═══ Listed entries ═══
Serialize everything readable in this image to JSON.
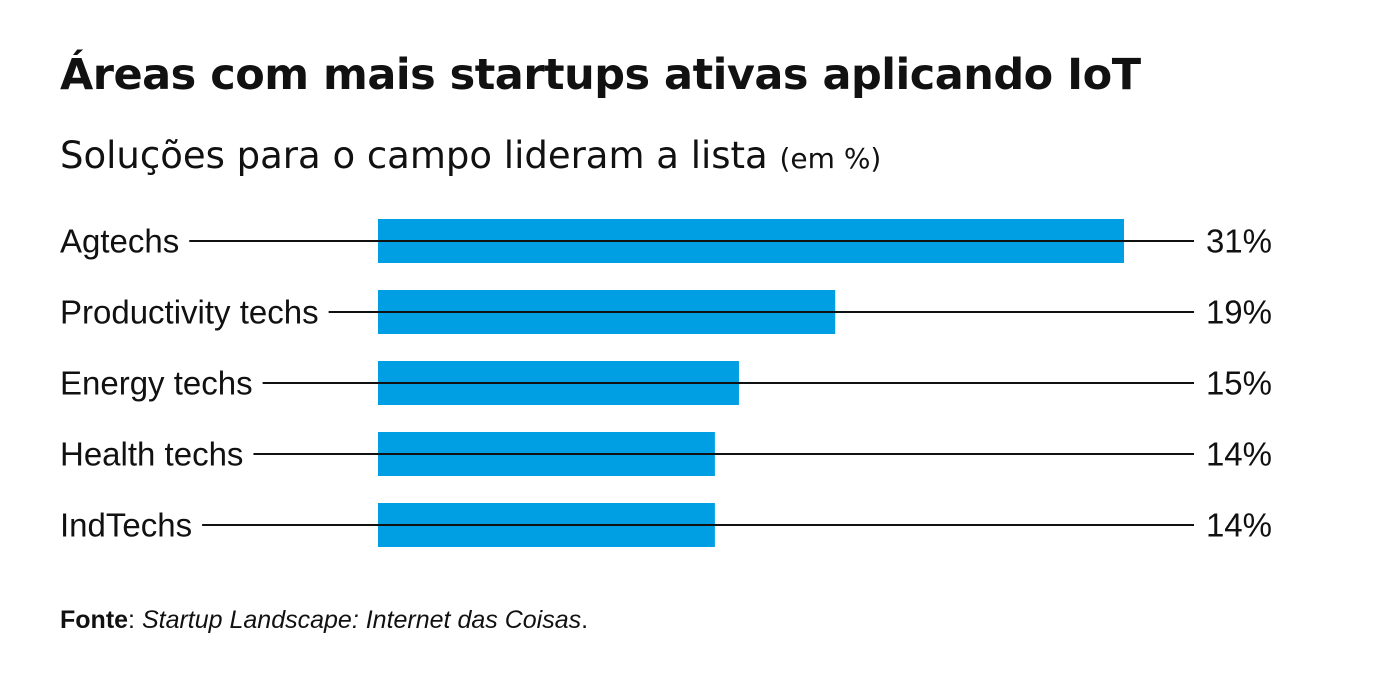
{
  "chart_data": {
    "type": "bar",
    "orientation": "horizontal",
    "title": "Áreas com mais startups ativas aplicando IoT",
    "subtitle": "Soluções para o campo lideram a lista",
    "unit_note": "(em %)",
    "categories": [
      "Agtechs",
      "Productivity techs",
      "Energy techs",
      "Health techs",
      "IndTechs"
    ],
    "values": [
      31,
      19,
      15,
      14,
      14
    ],
    "value_labels": [
      "31%",
      "19%",
      "15%",
      "14%",
      "14%"
    ],
    "xlim": [
      0,
      31
    ],
    "grid": false,
    "legend": "none",
    "bar_color": "#009fe3",
    "line_color": "#111111"
  },
  "source": {
    "label": "Fonte",
    "separator": ": ",
    "text": "Startup Landscape: Internet das Coisas",
    "end": "."
  }
}
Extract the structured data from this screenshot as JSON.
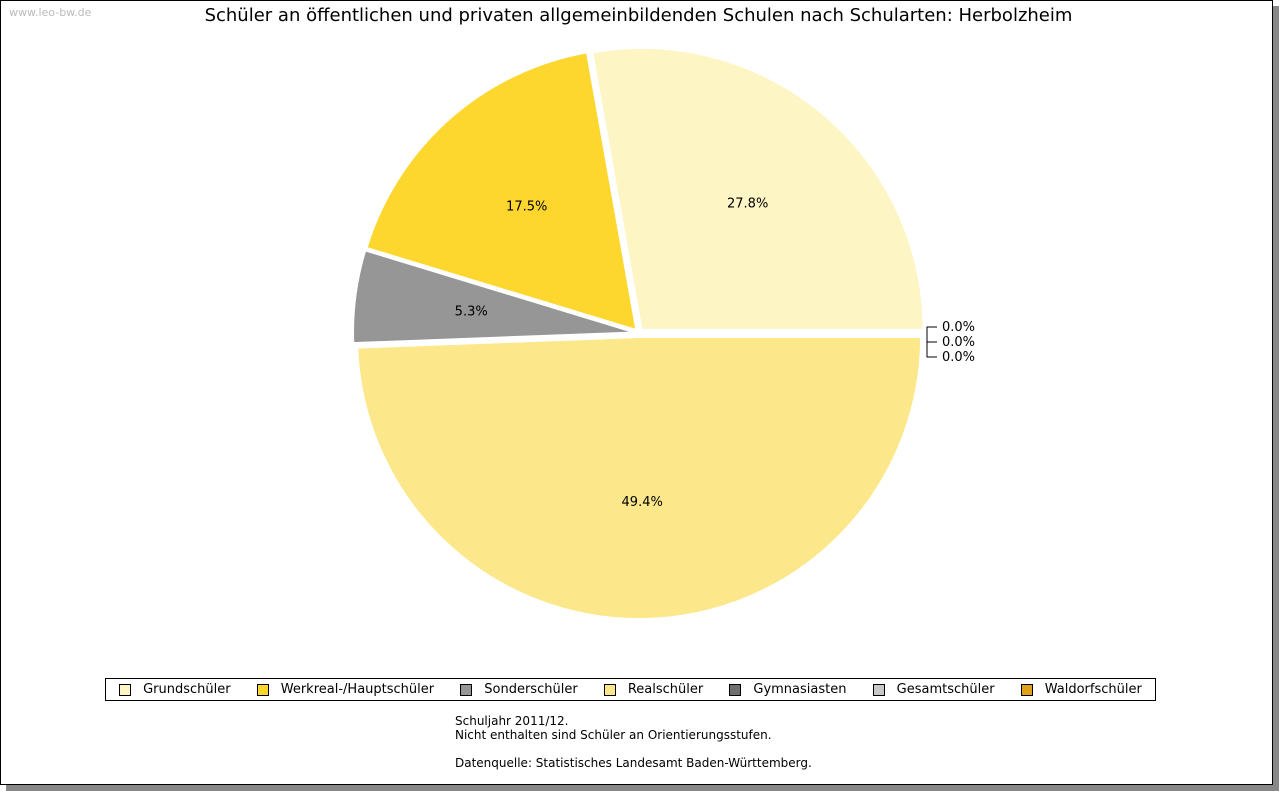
{
  "watermark": "www.leo-bw.de",
  "chart_data": {
    "type": "pie",
    "title": "Schüler an öffentlichen und privaten allgemeinbildenden Schulen nach Schularten: Herbolzheim",
    "categories": [
      "Grundschüler",
      "Werkreal-/Hauptschüler",
      "Sonderschüler",
      "Realschüler",
      "Gymnasiasten",
      "Gesamtschüler",
      "Waldorfschüler"
    ],
    "values": [
      27.8,
      17.5,
      5.3,
      49.4,
      0.0,
      0.0,
      0.0
    ],
    "labels": [
      "27.8%",
      "17.5%",
      "5.3%",
      "49.4%",
      "0.0%",
      "0.0%",
      "0.0%"
    ],
    "colors": [
      "#fdf5c4",
      "#fdd62e",
      "#969696",
      "#fce78a",
      "#707070",
      "#c8c8c8",
      "#e0a21a"
    ],
    "legend_position": "bottom"
  },
  "notes": [
    "Schuljahr 2011/12.",
    "Nicht enthalten sind Schüler an Orientierungsstufen.",
    "",
    "Datenquelle: Statistisches Landesamt Baden-Württemberg."
  ]
}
═══
__What the task asks__: Retype the data above exactly; pictures are not part of the copy.

__Response to this task__:
Serialize everything readable in this image to JSON.
{
  "chart_data": {
    "type": "bar",
    "orientation": "horizontal",
    "title": "Áreas com mais startups ativas aplicando IoT",
    "subtitle": "Soluções para o campo lideram a lista",
    "unit_note": "(em %)",
    "categories": [
      "Agtechs",
      "Productivity techs",
      "Energy techs",
      "Health techs",
      "IndTechs"
    ],
    "values": [
      31,
      19,
      15,
      14,
      14
    ],
    "value_labels": [
      "31%",
      "19%",
      "15%",
      "14%",
      "14%"
    ],
    "xlim": [
      0,
      31
    ],
    "grid": false,
    "legend": "none",
    "bar_color": "#009fe3",
    "line_color": "#111111"
  },
  "source": {
    "label": "Fonte",
    "separator": ": ",
    "text": "Startup Landscape: Internet das Coisas",
    "end": "."
  }
}
Extract the structured data from this screenshot as JSON.
{
  "watermark": "www.leo-bw.de",
  "chart_data": {
    "type": "pie",
    "title": "Schüler an öffentlichen und privaten allgemeinbildenden Schulen nach Schularten: Herbolzheim",
    "categories": [
      "Grundschüler",
      "Werkreal-/Hauptschüler",
      "Sonderschüler",
      "Realschüler",
      "Gymnasiasten",
      "Gesamtschüler",
      "Waldorfschüler"
    ],
    "values": [
      27.8,
      17.5,
      5.3,
      49.4,
      0.0,
      0.0,
      0.0
    ],
    "labels": [
      "27.8%",
      "17.5%",
      "5.3%",
      "49.4%",
      "0.0%",
      "0.0%",
      "0.0%"
    ],
    "colors": [
      "#fdf5c4",
      "#fdd62e",
      "#969696",
      "#fce78a",
      "#707070",
      "#c8c8c8",
      "#e0a21a"
    ],
    "legend_position": "bottom"
  },
  "notes": [
    "Schuljahr 2011/12.",
    "Nicht enthalten sind Schüler an Orientierungsstufen.",
    "",
    "Datenquelle: Statistisches Landesamt Baden-Württemberg."
  ]
}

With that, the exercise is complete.